Stated exercise: Pull out every line of the material that contains the string "Good". Count a line only if the capitalization matches.

Source data:
☆ ☆ ☆ ☆

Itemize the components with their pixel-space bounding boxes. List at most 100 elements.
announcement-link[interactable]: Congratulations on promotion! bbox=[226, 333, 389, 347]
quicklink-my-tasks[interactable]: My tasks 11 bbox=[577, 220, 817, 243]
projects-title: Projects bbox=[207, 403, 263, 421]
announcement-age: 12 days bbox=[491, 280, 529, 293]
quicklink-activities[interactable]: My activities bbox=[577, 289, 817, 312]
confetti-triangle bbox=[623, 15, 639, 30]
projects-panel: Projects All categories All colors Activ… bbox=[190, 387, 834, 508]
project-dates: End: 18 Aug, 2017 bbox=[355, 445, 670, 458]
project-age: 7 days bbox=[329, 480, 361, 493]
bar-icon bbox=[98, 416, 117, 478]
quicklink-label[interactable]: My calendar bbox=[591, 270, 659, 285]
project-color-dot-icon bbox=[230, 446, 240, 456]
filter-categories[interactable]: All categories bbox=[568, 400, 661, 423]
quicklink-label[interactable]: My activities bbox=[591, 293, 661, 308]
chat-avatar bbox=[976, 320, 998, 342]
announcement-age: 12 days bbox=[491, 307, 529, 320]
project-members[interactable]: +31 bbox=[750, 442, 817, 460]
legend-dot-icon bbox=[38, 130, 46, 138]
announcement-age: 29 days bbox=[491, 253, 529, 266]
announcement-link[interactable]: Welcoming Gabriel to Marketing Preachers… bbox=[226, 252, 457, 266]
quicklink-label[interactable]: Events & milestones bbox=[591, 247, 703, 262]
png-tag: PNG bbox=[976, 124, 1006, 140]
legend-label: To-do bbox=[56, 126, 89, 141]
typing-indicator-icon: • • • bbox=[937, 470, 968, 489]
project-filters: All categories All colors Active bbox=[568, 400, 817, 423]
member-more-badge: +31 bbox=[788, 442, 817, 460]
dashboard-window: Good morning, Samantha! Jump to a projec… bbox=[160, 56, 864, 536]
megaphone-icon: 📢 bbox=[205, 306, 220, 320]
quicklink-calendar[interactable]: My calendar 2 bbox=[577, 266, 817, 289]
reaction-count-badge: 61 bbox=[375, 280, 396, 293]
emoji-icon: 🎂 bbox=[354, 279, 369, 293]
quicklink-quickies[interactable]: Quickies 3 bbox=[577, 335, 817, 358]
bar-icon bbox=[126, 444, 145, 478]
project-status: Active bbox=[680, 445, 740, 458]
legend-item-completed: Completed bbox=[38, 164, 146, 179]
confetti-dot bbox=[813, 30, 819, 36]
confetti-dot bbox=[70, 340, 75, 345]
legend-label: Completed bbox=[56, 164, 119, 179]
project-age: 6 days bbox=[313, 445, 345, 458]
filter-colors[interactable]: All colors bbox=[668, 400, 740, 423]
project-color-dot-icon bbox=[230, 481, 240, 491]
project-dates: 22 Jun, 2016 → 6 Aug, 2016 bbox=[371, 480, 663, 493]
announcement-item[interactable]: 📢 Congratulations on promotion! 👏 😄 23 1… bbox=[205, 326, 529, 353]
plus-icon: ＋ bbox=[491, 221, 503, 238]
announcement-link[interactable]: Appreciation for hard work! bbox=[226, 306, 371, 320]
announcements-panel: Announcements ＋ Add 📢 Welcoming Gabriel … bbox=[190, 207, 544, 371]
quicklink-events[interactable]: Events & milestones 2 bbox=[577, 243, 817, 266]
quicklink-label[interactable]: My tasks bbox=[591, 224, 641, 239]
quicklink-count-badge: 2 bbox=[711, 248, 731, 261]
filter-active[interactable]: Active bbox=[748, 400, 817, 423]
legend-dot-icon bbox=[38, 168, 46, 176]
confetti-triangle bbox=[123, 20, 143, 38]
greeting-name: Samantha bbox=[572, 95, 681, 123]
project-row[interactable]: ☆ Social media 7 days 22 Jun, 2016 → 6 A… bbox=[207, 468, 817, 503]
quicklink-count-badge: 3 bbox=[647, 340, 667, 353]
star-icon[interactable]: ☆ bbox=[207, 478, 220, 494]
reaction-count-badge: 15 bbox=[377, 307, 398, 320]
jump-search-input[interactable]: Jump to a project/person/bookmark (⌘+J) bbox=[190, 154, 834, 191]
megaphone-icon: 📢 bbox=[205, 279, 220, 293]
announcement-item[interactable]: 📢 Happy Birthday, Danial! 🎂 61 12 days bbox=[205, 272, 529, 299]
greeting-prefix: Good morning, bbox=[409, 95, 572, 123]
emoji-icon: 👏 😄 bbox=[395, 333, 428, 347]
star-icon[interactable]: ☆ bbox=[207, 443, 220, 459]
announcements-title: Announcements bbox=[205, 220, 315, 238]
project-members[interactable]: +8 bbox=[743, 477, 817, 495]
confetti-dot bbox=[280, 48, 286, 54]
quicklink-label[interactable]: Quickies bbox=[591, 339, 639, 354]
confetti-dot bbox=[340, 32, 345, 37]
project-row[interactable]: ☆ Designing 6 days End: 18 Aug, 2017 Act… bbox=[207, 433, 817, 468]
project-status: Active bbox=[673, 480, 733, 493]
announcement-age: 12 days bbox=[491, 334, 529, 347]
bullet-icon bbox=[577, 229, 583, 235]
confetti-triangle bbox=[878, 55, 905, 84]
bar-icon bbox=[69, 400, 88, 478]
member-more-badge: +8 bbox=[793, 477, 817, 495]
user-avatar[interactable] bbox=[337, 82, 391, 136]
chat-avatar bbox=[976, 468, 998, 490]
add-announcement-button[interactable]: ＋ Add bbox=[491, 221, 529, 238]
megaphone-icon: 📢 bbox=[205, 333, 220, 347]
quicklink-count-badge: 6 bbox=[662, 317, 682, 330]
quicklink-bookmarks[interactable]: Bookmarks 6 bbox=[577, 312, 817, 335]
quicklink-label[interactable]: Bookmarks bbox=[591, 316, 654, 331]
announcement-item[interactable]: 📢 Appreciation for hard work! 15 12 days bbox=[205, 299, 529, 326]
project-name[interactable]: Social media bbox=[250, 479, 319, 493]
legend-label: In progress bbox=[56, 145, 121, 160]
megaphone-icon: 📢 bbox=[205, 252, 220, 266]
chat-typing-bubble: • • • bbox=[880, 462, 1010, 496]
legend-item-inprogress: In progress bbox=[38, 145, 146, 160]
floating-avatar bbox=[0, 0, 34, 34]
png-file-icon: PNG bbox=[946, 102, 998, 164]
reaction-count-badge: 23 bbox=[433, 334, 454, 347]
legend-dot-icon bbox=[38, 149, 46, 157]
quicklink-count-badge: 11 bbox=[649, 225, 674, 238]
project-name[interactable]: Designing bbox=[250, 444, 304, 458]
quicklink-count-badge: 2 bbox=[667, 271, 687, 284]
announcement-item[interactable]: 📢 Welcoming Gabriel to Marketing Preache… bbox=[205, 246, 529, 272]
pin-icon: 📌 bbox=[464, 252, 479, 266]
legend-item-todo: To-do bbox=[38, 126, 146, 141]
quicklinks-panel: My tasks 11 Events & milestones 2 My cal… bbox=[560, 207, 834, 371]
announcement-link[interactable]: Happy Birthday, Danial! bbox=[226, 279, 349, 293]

☆ ☆ ☆ ☆

Result of this exercise:
dashboard-window: Good morning, Samantha! Jump to a projec… bbox=[160, 56, 864, 536]
greeting-prefix: Good morning, bbox=[409, 95, 572, 123]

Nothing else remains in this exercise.